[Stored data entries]
--- begin ---

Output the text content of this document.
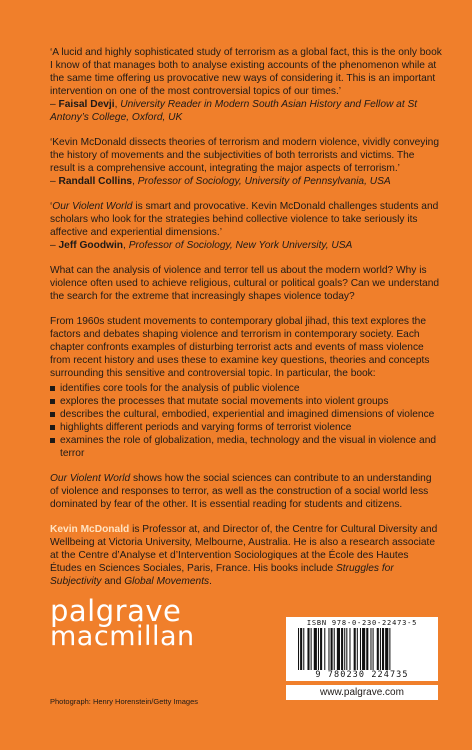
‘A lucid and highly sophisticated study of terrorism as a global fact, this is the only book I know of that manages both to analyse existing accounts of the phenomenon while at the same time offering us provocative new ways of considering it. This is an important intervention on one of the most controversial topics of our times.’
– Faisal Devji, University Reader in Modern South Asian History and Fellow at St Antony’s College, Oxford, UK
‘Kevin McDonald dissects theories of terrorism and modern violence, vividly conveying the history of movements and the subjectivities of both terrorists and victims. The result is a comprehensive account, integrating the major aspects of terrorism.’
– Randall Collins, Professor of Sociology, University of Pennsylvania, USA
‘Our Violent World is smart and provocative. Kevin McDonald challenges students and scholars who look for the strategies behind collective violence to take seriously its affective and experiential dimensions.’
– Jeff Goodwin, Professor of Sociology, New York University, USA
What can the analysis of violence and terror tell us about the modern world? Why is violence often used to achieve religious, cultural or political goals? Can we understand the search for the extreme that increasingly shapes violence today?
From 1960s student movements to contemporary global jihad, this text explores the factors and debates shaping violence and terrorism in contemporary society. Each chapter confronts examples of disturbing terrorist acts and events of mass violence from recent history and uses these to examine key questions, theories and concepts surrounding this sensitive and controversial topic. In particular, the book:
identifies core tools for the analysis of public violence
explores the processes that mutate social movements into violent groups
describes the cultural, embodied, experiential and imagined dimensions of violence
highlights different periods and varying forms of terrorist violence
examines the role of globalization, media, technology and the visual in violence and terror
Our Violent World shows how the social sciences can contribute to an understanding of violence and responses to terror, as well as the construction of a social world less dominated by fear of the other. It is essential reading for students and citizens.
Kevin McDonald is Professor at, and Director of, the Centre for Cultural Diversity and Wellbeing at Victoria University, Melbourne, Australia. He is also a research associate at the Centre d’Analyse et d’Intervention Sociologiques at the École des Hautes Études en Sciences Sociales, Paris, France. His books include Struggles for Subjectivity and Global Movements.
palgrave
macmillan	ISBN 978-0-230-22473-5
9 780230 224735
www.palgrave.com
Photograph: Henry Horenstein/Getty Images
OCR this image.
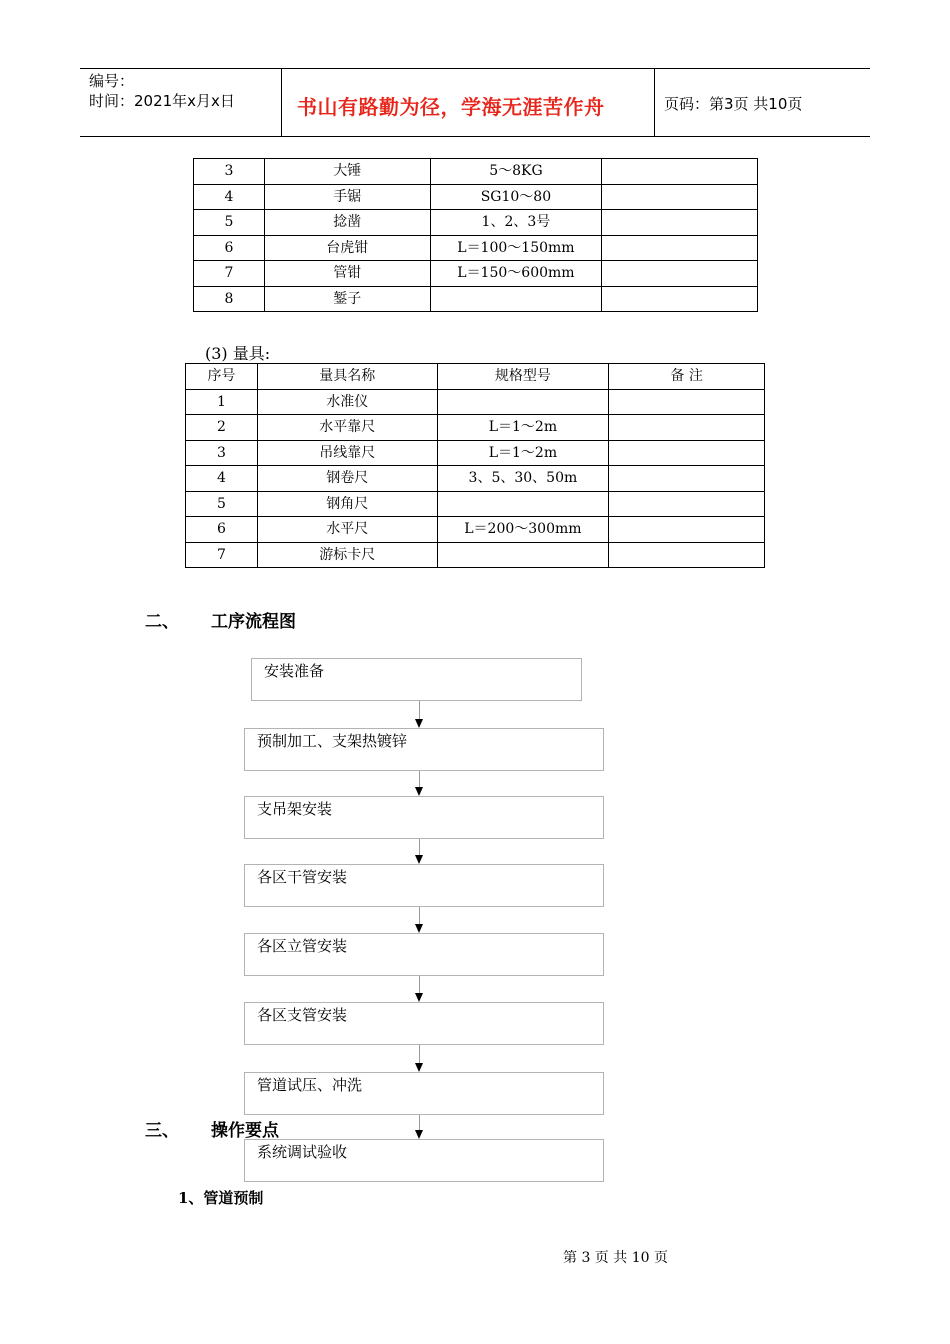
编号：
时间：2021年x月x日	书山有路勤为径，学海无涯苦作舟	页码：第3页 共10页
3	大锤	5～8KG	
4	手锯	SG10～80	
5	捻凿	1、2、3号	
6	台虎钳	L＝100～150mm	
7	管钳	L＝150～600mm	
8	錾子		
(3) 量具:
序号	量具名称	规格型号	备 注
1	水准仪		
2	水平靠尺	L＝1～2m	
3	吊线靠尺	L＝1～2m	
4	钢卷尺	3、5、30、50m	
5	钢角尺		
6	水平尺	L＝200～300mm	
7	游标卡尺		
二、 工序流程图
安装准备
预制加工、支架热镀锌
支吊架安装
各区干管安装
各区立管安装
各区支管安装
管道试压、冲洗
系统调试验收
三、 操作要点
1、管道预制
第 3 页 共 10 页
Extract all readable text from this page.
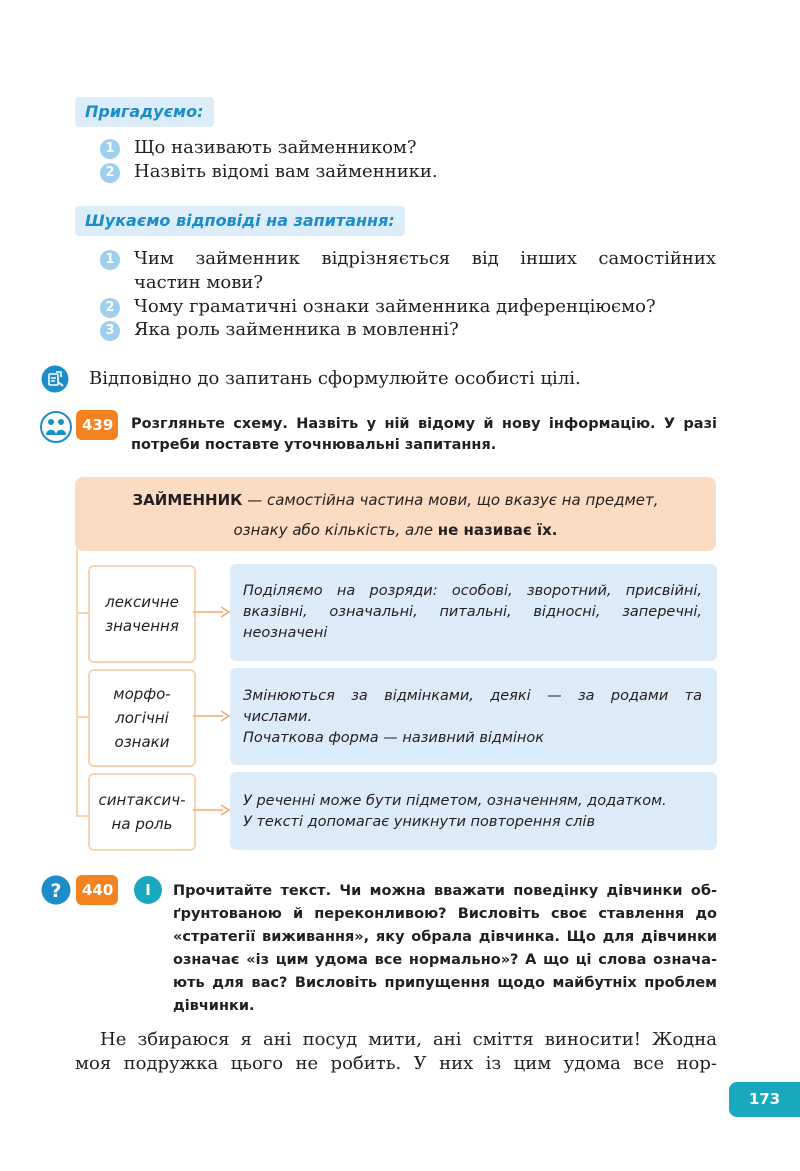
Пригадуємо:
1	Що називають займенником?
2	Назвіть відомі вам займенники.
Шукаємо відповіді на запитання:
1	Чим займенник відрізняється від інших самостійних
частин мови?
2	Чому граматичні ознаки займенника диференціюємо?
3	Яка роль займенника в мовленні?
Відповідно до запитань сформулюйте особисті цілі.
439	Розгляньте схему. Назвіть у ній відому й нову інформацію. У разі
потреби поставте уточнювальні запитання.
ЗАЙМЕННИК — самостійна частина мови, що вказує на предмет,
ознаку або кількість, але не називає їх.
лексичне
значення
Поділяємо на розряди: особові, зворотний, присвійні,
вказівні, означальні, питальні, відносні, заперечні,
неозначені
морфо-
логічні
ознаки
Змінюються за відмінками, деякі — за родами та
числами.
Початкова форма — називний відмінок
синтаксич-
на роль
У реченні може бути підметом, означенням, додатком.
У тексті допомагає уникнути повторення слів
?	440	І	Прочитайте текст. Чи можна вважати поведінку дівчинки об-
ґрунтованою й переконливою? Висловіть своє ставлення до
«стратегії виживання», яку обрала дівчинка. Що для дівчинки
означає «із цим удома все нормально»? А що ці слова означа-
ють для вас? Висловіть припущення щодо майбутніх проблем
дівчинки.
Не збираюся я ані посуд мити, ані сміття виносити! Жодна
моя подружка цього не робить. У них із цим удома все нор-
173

--- end ---

• [Goal]: Repeat the line containing "OCR this image." and every line after it up to the end of the material above, exactly as they stand, minus the pictures.

• [Exercise result]:
OCR this image.
编号：
时间：2021年x月x日	书山有路勤为径，学海无涯苦作舟	页码：第3页 共10页
3	大锤	5～8KG	
4	手锯	SG10～80	
5	捻凿	1、2、3号	
6	台虎钳	L＝100～150mm	
7	管钳	L＝150～600mm	
8	錾子		
(3) 量具:
序号	量具名称	规格型号	备 注
1	水准仪		
2	水平靠尺	L＝1～2m	
3	吊线靠尺	L＝1～2m	
4	钢卷尺	3、5、30、50m	
5	钢角尺		
6	水平尺	L＝200～300mm	
7	游标卡尺		
二、 工序流程图
安装准备
预制加工、支架热镀锌
支吊架安装
各区干管安装
各区立管安装
各区支管安装
管道试压、冲洗
系统调试验收
三、 操作要点
1、管道预制
第 3 页 共 10 页
Extract all readable text from this page.
Пригадуємо:
1	Що називають займенником?
2	Назвіть відомі вам займенники.
Шукаємо відповіді на запитання:
1	Чим займенник відрізняється від інших самостійних
частин мови?
2	Чому граматичні ознаки займенника диференціюємо?
3	Яка роль займенника в мовленні?
Відповідно до запитань сформулюйте особисті цілі.
439	Розгляньте схему. Назвіть у ній відому й нову інформацію. У разі
потреби поставте уточнювальні запитання.
ЗАЙМЕННИК — самостійна частина мови, що вказує на предмет,
ознаку або кількість, але не називає їх.
лексичне
значення
Поділяємо на розряди: особові, зворотний, присвійні,
вказівні, означальні, питальні, відносні, заперечні,
неозначені
морфо-
логічні
ознаки
Змінюються за відмінками, деякі — за родами та
числами.
Початкова форма — називний відмінок
синтаксич-
на роль
У реченні може бути підметом, означенням, додатком.
У тексті допомагає уникнути повторення слів
?	440	І	Прочитайте текст. Чи можна вважати поведінку дівчинки об-
ґрунтованою й переконливою? Висловіть своє ставлення до
«стратегії виживання», яку обрала дівчинка. Що для дівчинки
означає «із цим удома все нормально»? А що ці слова означа-
ють для вас? Висловіть припущення щодо майбутніх проблем
дівчинки.
Не збираюся я ані посуд мити, ані сміття виносити! Жодна
моя подружка цього не робить. У них із цим удома все нор-
173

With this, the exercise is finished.